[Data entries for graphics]

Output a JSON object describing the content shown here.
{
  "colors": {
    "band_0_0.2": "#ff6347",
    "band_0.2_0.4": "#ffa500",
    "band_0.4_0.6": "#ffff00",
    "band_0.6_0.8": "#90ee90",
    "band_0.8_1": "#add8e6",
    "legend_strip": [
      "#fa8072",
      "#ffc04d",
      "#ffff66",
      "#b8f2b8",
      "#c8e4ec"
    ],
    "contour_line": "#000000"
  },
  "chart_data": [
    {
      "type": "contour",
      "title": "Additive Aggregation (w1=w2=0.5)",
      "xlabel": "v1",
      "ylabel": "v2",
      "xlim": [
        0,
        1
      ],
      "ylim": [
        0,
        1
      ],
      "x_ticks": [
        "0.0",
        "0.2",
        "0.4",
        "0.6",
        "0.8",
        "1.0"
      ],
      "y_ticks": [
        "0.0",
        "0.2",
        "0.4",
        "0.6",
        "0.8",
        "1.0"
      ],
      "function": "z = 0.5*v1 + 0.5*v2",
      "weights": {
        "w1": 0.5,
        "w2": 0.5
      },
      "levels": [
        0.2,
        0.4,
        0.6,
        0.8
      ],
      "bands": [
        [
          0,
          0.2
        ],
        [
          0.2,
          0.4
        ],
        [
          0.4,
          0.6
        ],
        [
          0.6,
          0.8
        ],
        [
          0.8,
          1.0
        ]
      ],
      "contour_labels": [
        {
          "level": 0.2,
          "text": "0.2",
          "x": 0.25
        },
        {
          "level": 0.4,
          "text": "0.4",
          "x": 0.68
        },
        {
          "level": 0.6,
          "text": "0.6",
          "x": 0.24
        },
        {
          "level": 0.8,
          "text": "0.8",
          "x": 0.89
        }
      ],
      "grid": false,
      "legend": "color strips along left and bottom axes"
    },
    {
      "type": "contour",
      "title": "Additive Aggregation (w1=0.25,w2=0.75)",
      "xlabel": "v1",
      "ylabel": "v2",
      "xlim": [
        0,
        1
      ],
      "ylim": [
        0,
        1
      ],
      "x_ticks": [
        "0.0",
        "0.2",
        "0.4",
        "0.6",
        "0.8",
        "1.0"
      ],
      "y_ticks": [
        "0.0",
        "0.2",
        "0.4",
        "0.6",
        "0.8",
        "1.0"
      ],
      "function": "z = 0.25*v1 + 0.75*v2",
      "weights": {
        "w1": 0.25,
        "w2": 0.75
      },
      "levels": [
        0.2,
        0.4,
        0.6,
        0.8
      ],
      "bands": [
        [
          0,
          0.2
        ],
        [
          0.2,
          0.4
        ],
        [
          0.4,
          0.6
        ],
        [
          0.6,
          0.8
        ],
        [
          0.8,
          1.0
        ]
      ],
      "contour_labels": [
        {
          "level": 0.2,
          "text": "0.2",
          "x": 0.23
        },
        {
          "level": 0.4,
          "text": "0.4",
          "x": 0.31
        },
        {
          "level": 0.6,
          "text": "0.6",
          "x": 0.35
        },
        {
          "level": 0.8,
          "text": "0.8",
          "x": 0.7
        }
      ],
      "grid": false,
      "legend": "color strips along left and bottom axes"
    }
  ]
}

Given instruction
Repeat all of the records above exactly as they appear.

Result of this task
Output a JSON object describing the content shown here.
{
  "colors": {
    "band_0_0.2": "#ff6347",
    "band_0.2_0.4": "#ffa500",
    "band_0.4_0.6": "#ffff00",
    "band_0.6_0.8": "#90ee90",
    "band_0.8_1": "#add8e6",
    "legend_strip": [
      "#fa8072",
      "#ffc04d",
      "#ffff66",
      "#b8f2b8",
      "#c8e4ec"
    ],
    "contour_line": "#000000"
  },
  "chart_data": [
    {
      "type": "contour",
      "title": "Additive Aggregation (w1=w2=0.5)",
      "xlabel": "v1",
      "ylabel": "v2",
      "xlim": [
        0,
        1
      ],
      "ylim": [
        0,
        1
      ],
      "x_ticks": [
        "0.0",
        "0.2",
        "0.4",
        "0.6",
        "0.8",
        "1.0"
      ],
      "y_ticks": [
        "0.0",
        "0.2",
        "0.4",
        "0.6",
        "0.8",
        "1.0"
      ],
      "function": "z = 0.5*v1 + 0.5*v2",
      "weights": {
        "w1": 0.5,
        "w2": 0.5
      },
      "levels": [
        0.2,
        0.4,
        0.6,
        0.8
      ],
      "bands": [
        [
          0,
          0.2
        ],
        [
          0.2,
          0.4
        ],
        [
          0.4,
          0.6
        ],
        [
          0.6,
          0.8
        ],
        [
          0.8,
          1.0
        ]
      ],
      "contour_labels": [
        {
          "level": 0.2,
          "text": "0.2",
          "x": 0.25
        },
        {
          "level": 0.4,
          "text": "0.4",
          "x": 0.68
        },
        {
          "level": 0.6,
          "text": "0.6",
          "x": 0.24
        },
        {
          "level": 0.8,
          "text": "0.8",
          "x": 0.89
        }
      ],
      "grid": false,
      "legend": "color strips along left and bottom axes"
    },
    {
      "type": "contour",
      "title": "Additive Aggregation (w1=0.25,w2=0.75)",
      "xlabel": "v1",
      "ylabel": "v2",
      "xlim": [
        0,
        1
      ],
      "ylim": [
        0,
        1
      ],
      "x_ticks": [
        "0.0",
        "0.2",
        "0.4",
        "0.6",
        "0.8",
        "1.0"
      ],
      "y_ticks": [
        "0.0",
        "0.2",
        "0.4",
        "0.6",
        "0.8",
        "1.0"
      ],
      "function": "z = 0.25*v1 + 0.75*v2",
      "weights": {
        "w1": 0.25,
        "w2": 0.75
      },
      "levels": [
        0.2,
        0.4,
        0.6,
        0.8
      ],
      "bands": [
        [
          0,
          0.2
        ],
        [
          0.2,
          0.4
        ],
        [
          0.4,
          0.6
        ],
        [
          0.6,
          0.8
        ],
        [
          0.8,
          1.0
        ]
      ],
      "contour_labels": [
        {
          "level": 0.2,
          "text": "0.2",
          "x": 0.23
        },
        {
          "level": 0.4,
          "text": "0.4",
          "x": 0.31
        },
        {
          "level": 0.6,
          "text": "0.6",
          "x": 0.35
        },
        {
          "level": 0.8,
          "text": "0.8",
          "x": 0.7
        }
      ],
      "grid": false,
      "legend": "color strips along left and bottom axes"
    }
  ]
}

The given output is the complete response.